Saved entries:

+ + + + + + +

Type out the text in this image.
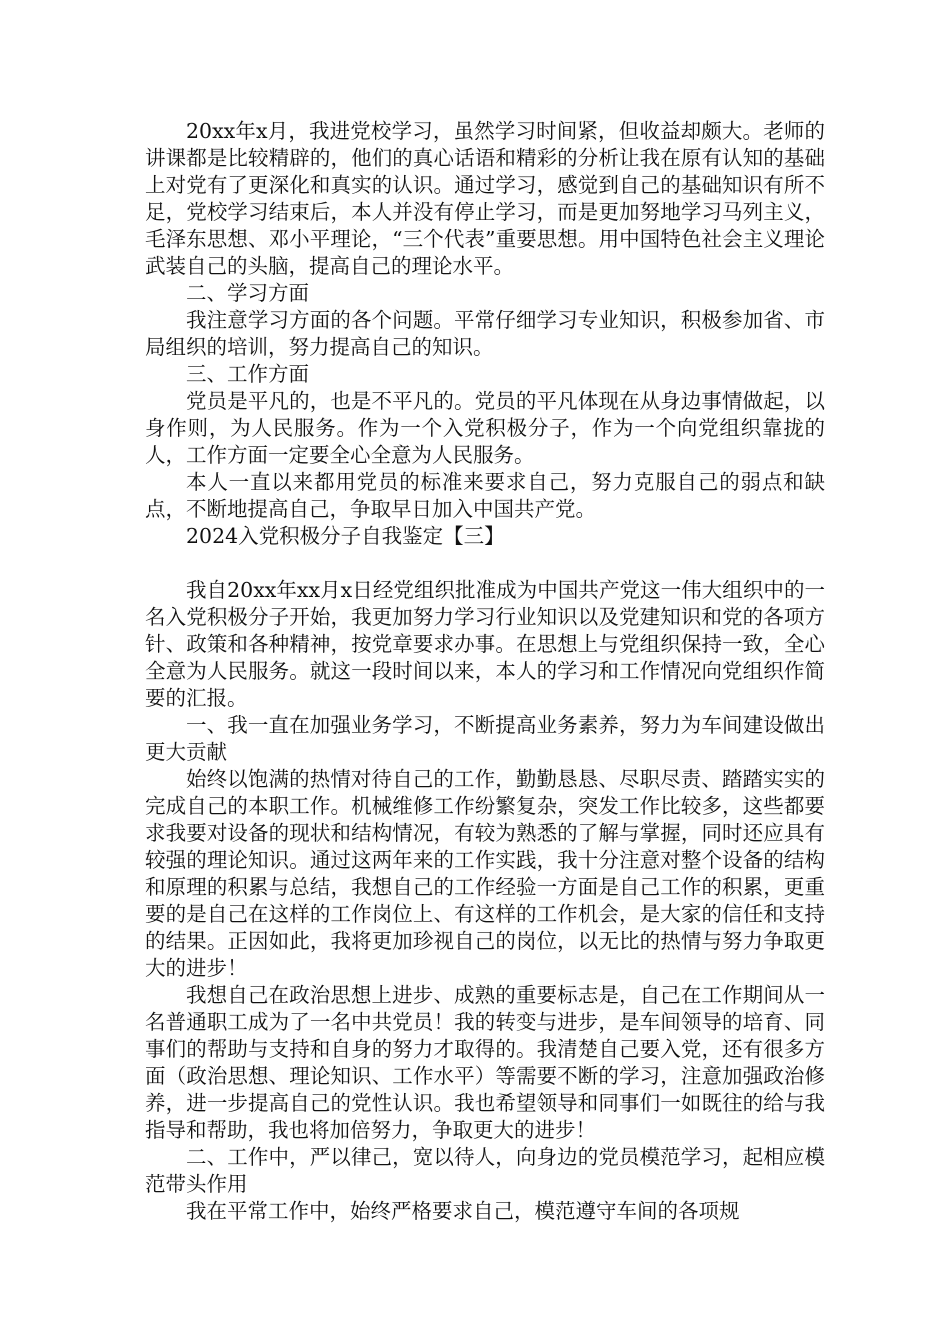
20xx年x月，我进党校学习，虽然学习时间紧，但收益却颇大。老师的讲课都是比较精辟的，他们的真心话语和精彩的分析让我在原有认知的基础上对党有了更深化和真实的认识。通过学习，感觉到自己的基础知识有所不足，党校学习结束后，本人并没有停止学习，而是更加努地学习马列主义，毛泽东思想、邓小平理论，“三个代表”重要思想。用中国特色社会主义理论武装自己的头脑，提高自己的理论水平。

二、学习方面

我注意学习方面的各个问题。平常仔细学习专业知识，积极参加省、市局组织的培训，努力提高自己的知识。

三、工作方面

党员是平凡的，也是不平凡的。党员的平凡体现在从身边事情做起，以身作则，为人民服务。作为一个入党积极分子，作为一个向党组织靠拢的人，工作方面一定要全心全意为人民服务。

本人一直以来都用党员的标准来要求自己，努力克服自己的弱点和缺点，不断地提高自己，争取早日加入中国共产党。

2024入党积极分子自我鉴定【三】

我自20xx年xx月x日经党组织批准成为中国共产党这一伟大组织中的一名入党积极分子开始，我更加努力学习行业知识以及党建知识和党的各项方针、政策和各种精神，按党章要求办事。在思想上与党组织保持一致，全心全意为人民服务。就这一段时间以来，本人的学习和工作情况向党组织作简要的汇报。

一、我一直在加强业务学习，不断提高业务素养，努力为车间建设做出更大贡献

始终以饱满的热情对待自己的工作，勤勤恳恳、尽职尽责、踏踏实实的完成自己的本职工作。机械维修工作纷繁复杂，突发工作比较多，这些都要求我要对设备的现状和结构情况，有较为熟悉的了解与掌握，同时还应具有较强的理论知识。通过这两年来的工作实践，我十分注意对整个设备的结构和原理的积累与总结，我想自己的工作经验一方面是自己工作的积累，更重要的是自己在这样的工作岗位上、有这样的工作机会，是大家的信任和支持的结果。正因如此，我将更加珍视自己的岗位，以无比的热情与努力争取更大的进步！

我想自己在政治思想上进步、成熟的重要标志是，自己在工作期间从一名普通职工成为了一名中共党员！我的转变与进步，是车间领导的培育、同事们的帮助与支持和自身的努力才取得的。我清楚自己要入党，还有很多方面（政治思想、理论知识、工作水平）等需要不断的学习，注意加强政治修养，进一步提高自己的党性认识。我也希望领导和同事们一如既往的给与我指导和帮助，我也将加倍努力，争取更大的进步！

二、工作中，严以律己，宽以待人，向身边的党员模范学习，起相应模范带头作用

我在平常工作中，始终严格要求自己，模范遵守车间的各项规
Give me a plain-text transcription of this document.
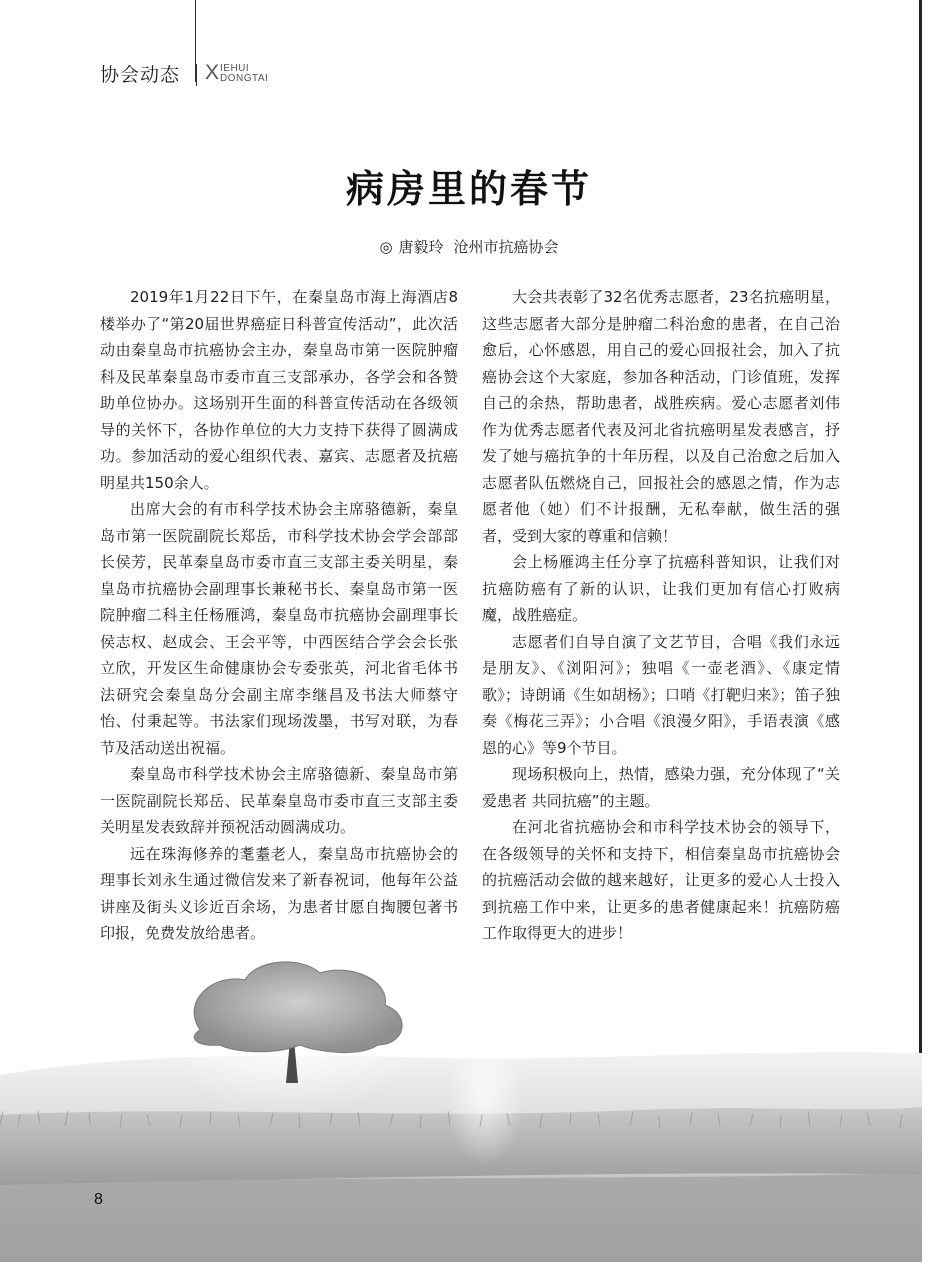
协会动态 X IEHUI
DONGTAI
病房里的春节
◎ 唐毅玲 沧州市抗癌协会

2019年1月22日下午，在秦皇岛市海上海酒店8楼举办了“第20届世界癌症日科普宣传活动”，此次活动由秦皇岛市抗癌协会主办，秦皇岛市第一医院肿瘤科及民革秦皇岛市委市直三支部承办，各学会和各赞助单位协办。这场别开生面的科普宣传活动在各级领导的关怀下，各协作单位的大力支持下获得了圆满成功。参加活动的爱心组织代表、嘉宾、志愿者及抗癌明星共150余人。

出席大会的有市科学技术协会主席骆德新，秦皇岛市第一医院副院长郑岳，市科学技术协会学会部部长侯芳，民革秦皇岛市委市直三支部主委关明星，秦皇岛市抗癌协会副理事长兼秘书长、秦皇岛市第一医院肿瘤二科主任杨雁鸿，秦皇岛市抗癌协会副理事长侯志权、赵成会、王会平等，中西医结合学会会长张立欣，开发区生命健康协会专委张英，河北省毛体书法研究会秦皇岛分会副主席李继昌及书法大师蔡守怡、付秉起等。书法家们现场泼墨，书写对联，为春节及活动送出祝福。

秦皇岛市科学技术协会主席骆德新、秦皇岛市第一医院副院长郑岳、民革秦皇岛市委市直三支部主委关明星发表致辞并预祝活动圆满成功。

远在珠海修养的耄耋老人，秦皇岛市抗癌协会的理事长刘永生通过微信发来了新春祝词，他每年公益讲座及街头义诊近百余场，为患者甘愿自掏腰包著书印报，免费发放给患者。

大会共表彰了32名优秀志愿者，23名抗癌明星，这些志愿者大部分是肿瘤二科治愈的患者，在自己治愈后，心怀感恩，用自己的爱心回报社会，加入了抗癌协会这个大家庭，参加各种活动，门诊值班，发挥自己的余热，帮助患者，战胜疾病。爱心志愿者刘伟作为优秀志愿者代表及河北省抗癌明星发表感言，抒发了她与癌抗争的十年历程，以及自己治愈之后加入志愿者队伍燃烧自己，回报社会的感恩之情，作为志愿者他（她）们不计报酬，无私奉献，做生活的强者，受到大家的尊重和信赖！

会上杨雁鸿主任分享了抗癌科普知识，让我们对抗癌防癌有了新的认识，让我们更加有信心打败病魔，战胜癌症。

志愿者们自导自演了文艺节目，合唱《我们永远是朋友》、《浏阳河》；独唱《一壶老酒》、《康定情歌》；诗朗诵《生如胡杨》；口哨《打靶归来》；笛子独奏《梅花三弄》；小合唱《浪漫夕阳》，手语表演《感恩的心》等9个节目。

现场积极向上，热情，感染力强，充分体现了“关爱患者 共同抗癌”的主题。

在河北省抗癌协会和市科学技术协会的领导下，在各级领导的关怀和支持下，相信秦皇岛市抗癌协会的抗癌活动会做的越来越好，让更多的爱心人士投入到抗癌工作中来，让更多的患者健康起来！抗癌防癌工作取得更大的进步！

8
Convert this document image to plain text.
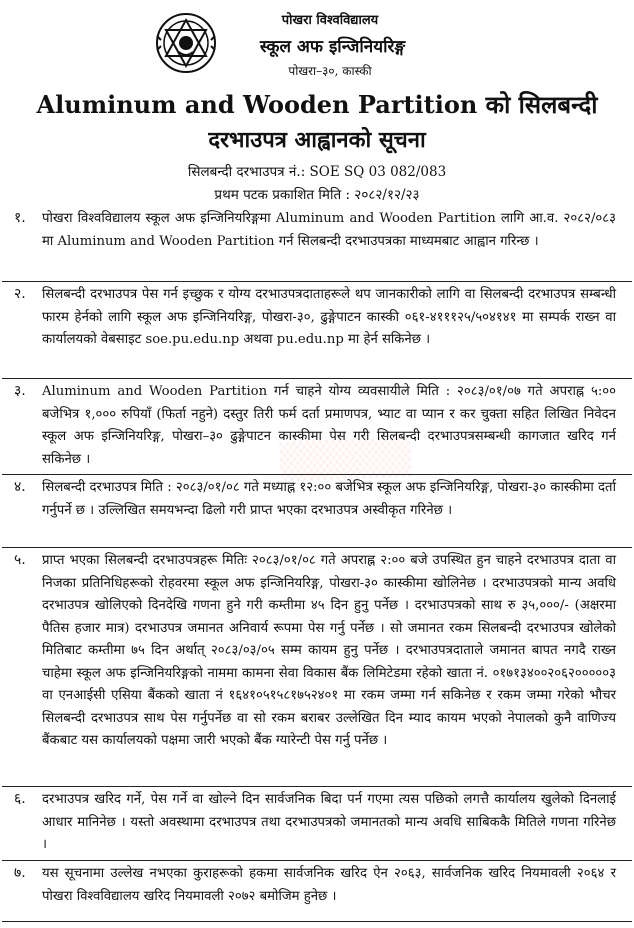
पोखरा विश्वविद्यालय
स्कूल अफ इन्जिनियरिङ्ग
पोखरा–३०, कास्की
Aluminum and Wooden Partition को सिलबन्दी
दरभाउपत्र आह्वानको सूचना
सिलबन्दी दरभाउपत्र नं.: SOE SQ 03 082/083
प्रथम पटक प्रकाशित मिति : २०८२/१२/२३
▒▒▒▒▒
१. पोखरा विश्वविद्यालय स्कूल अफ इन्जिनियरिङ्गमा Aluminum and Wooden Partition लागि आ.व. २०८२/०८३ मा Aluminum and Wooden Partition गर्न सिलबन्दी दरभाउपत्रका माध्यमबाट आह्वान गरिन्छ ।
२. सिलबन्दी दरभाउपत्र पेस गर्न इच्छुक र योग्य दरभाउपत्रदाताहरूले थप जानकारीको लागि वा सिलबन्दी दरभाउपत्र सम्बन्धी फारम हेर्नको लागि स्कूल अफ इन्जिनियरिङ्ग, पोखरा-३०, ढुङ्गेपाटन कास्की ०६१-४१११२५/५०४१४१ मा सम्पर्क राख्न वा कार्यालयको वेबसाइट soe.pu.edu.np अथवा pu.edu.np मा हेर्न सकिनेछ ।
३. Aluminum and Wooden Partition गर्न चाहने योग्य व्यवसायीले मिति : २०८३/०१/०७ गते अपराह्न ५:०० बजेभित्र १,००० रुपियाँ (फिर्ता नहुने) दस्तुर तिरी फर्म दर्ता प्रमाणपत्र, भ्याट वा प्यान र कर चुक्ता सहित लिखित निवेदन स्कूल अफ इन्जिनियरिङ्ग, पोखरा–३० ढुङ्गेपाटन कास्कीमा पेस गरी सिलबन्दी दरभाउपत्रसम्बन्धी कागजात खरिद गर्न सकिनेछ ।
४. सिलबन्दी दरभाउपत्र मिति : २०८३/०१/०८ गते मध्याह्न १२:०० बजेभित्र स्कूल अफ इन्जिनियरिङ्ग, पोखरा-३० कास्कीमा दर्ता गर्नुपर्ने छ । उल्लिखित समयभन्दा ढिलो गरी प्राप्त भएका दरभाउपत्र अस्वीकृत गरिनेछ ।
५. प्राप्त भएका सिलबन्दी दरभाउपत्रहरू मितिः २०८३/०१/०८ गते अपराह्न २:०० बजे उपस्थित हुन चाहने दरभाउपत्र दाता वा निजका प्रतिनिधिहरूको रोहवरमा स्कूल अफ इन्जिनियरिङ्ग, पोखरा-३० कास्कीमा खोलिनेछ । दरभाउपत्रको मान्य अवधि दरभाउपत्र खोलिएको दिनदेखि गणना हुने गरी कम्तीमा ४५ दिन हुनु पर्नेछ । दरभाउपत्रको साथ रु ३५,०००/- (अक्षरमा पैतिस हजार मात्र) दरभाउपत्र जमानत अनिवार्य रूपमा पेस गर्नु पर्नेछ । सो जमानत रकम सिलबन्दी दरभाउपत्र खोलेको मितिबाट कम्तीमा ७५ दिन अर्थात् २०८३/०३/०५ सम्म कायम हुनु पर्नेछ । दरभाउपत्रदाताले जमानत बापत नगदै राख्न चाहेमा स्कूल अफ इन्जिनियरिङ्गको नाममा कामना सेवा विकास बैंक लिमिटेडमा रहेको खाता नं. ०१७१३४००२०६२०००००३ वा एनआईसी एसिया बैंकको खाता नं १६४१०५१५८१७५२४०१ मा रकम जम्मा गर्न सकिनेछ र रकम जम्मा गरेको भौचर सिलबन्दी दरभाउपत्र साथ पेस गर्नुपर्नेछ वा सो रकम बराबर उल्लेखित दिन म्याद कायम भएको नेपालको कुनै वाणिज्य बैंकबाट यस कार्यालयको पक्षमा जारी भएको बैंक ग्यारेन्टी पेस गर्नु पर्नेछ ।
६. दरभाउपत्र खरिद गर्ने, पेस गर्ने वा खोल्ने दिन सार्वजनिक बिदा पर्न गएमा त्यस पछिको लगत्तै कार्यालय खुलेको दिनलाई आधार मानिनेछ । यस्तो अवस्थामा दरभाउपत्र तथा दरभाउपत्रको जमानतको मान्य अवधि साबिककै मितिले गणना गरिनेछ ।
७. यस सूचनामा उल्लेख नभएका कुराहरूको हकमा सार्वजनिक खरिद ऐन २०६३, सार्वजनिक खरिद नियमावली २०६४ र पोखरा विश्वविद्यालय खरिद नियमावली २०७२ बमोजिम हुनेछ ।
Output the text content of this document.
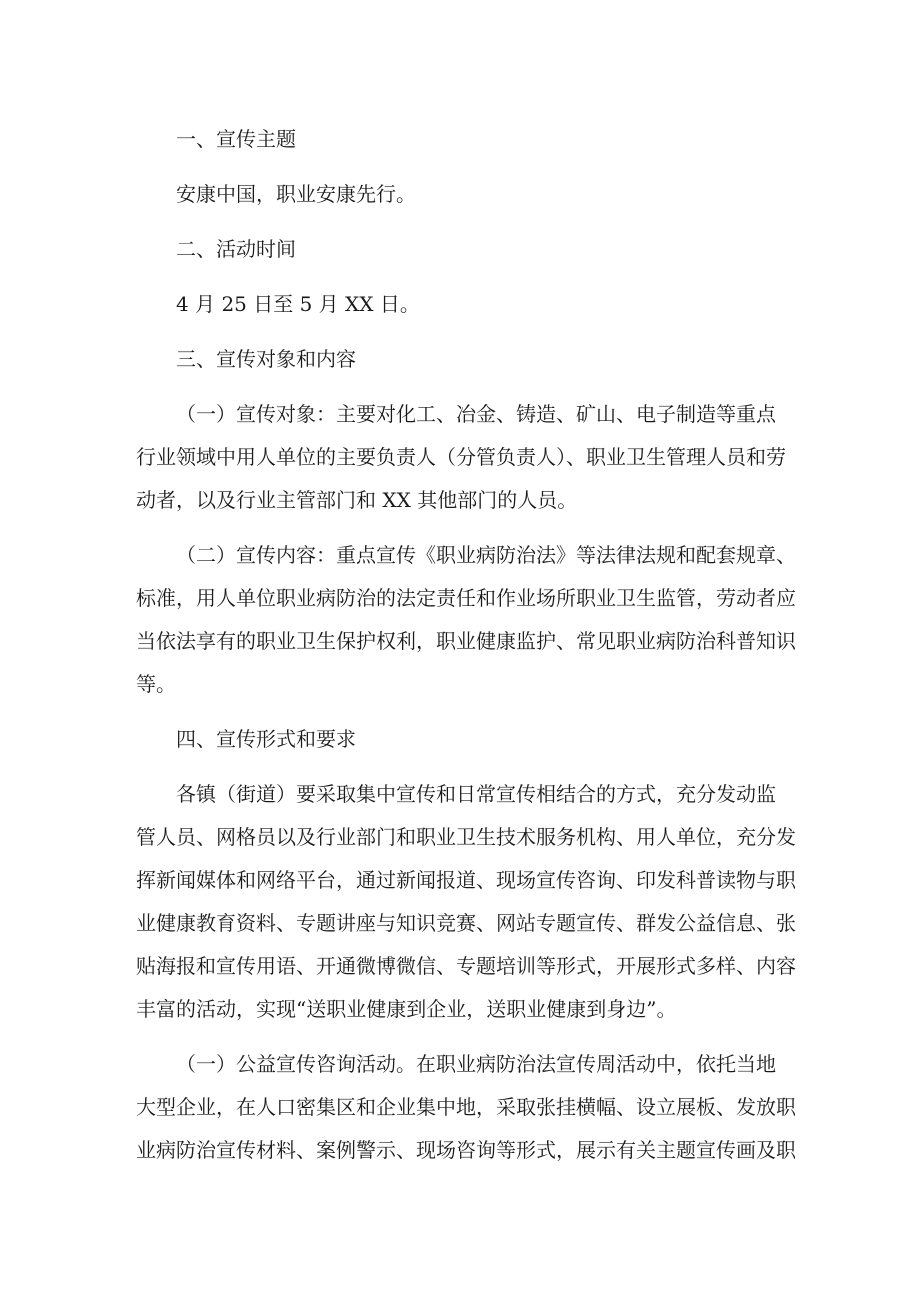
一、宣传主题
安康中国，职业安康先行。
二、活动时间
4 月 25 日至 5 月 XX 日。
三、宣传对象和内容
（一）宣传对象：主要对化工、冶金、铸造、矿山、电子制造等重点
行业领域中用人单位的主要负责人（分管负责人）、职业卫生管理人员和劳
动者，以及行业主管部门和 XX 其他部门的人员。
（二）宣传内容：重点宣传《职业病防治法》等法律法规和配套规章、
标准，用人单位职业病防治的法定责任和作业场所职业卫生监管，劳动者应
当依法享有的职业卫生保护权利，职业健康监护、常见职业病防治科普知识
等。
四、宣传形式和要求
各镇（街道）要采取集中宣传和日常宣传相结合的方式，充分发动监
管人员、网格员以及行业部门和职业卫生技术服务机构、用人单位，充分发
挥新闻媒体和网络平台，通过新闻报道、现场宣传咨询、印发科普读物与职
业健康教育资料、专题讲座与知识竞赛、网站专题宣传、群发公益信息、张
贴海报和宣传用语、开通微博微信、专题培训等形式，开展形式多样、内容
丰富的活动，实现“送职业健康到企业，送职业健康到身边”。
（一）公益宣传咨询活动。在职业病防治法宣传周活动中，依托当地
大型企业，在人口密集区和企业集中地，采取张挂横幅、设立展板、发放职
业病防治宣传材料、案例警示、现场咨询等形式，展示有关主题宣传画及职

+ + + + + + +

Work to be completed:
All lines above containing the string "this" are to be collected.

Written answer:
Type out the text in this image.
Give me a plain-text transcription of this document.
Convert this document image to plain text.
Output the text content of this document.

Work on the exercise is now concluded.